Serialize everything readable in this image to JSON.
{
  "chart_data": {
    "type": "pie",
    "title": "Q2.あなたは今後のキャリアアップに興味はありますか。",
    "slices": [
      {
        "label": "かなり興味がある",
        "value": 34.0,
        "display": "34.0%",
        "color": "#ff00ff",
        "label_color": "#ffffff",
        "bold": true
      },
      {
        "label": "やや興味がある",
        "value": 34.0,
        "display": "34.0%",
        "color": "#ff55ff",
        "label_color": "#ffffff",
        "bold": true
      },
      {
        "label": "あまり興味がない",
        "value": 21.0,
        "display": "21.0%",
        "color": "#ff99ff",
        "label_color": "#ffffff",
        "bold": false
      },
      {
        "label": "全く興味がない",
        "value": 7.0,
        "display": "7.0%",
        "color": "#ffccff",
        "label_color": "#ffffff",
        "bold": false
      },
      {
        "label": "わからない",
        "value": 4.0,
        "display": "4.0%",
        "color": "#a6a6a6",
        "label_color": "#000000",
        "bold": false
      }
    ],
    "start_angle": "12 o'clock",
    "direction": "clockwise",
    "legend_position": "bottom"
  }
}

*Aim*.
List each line of the records that holds the string "display".

*Task result*.
        "display": "34.0%",
        "display": "34.0%",
        "display": "21.0%",
        "display": "7.0%",
        "display": "4.0%",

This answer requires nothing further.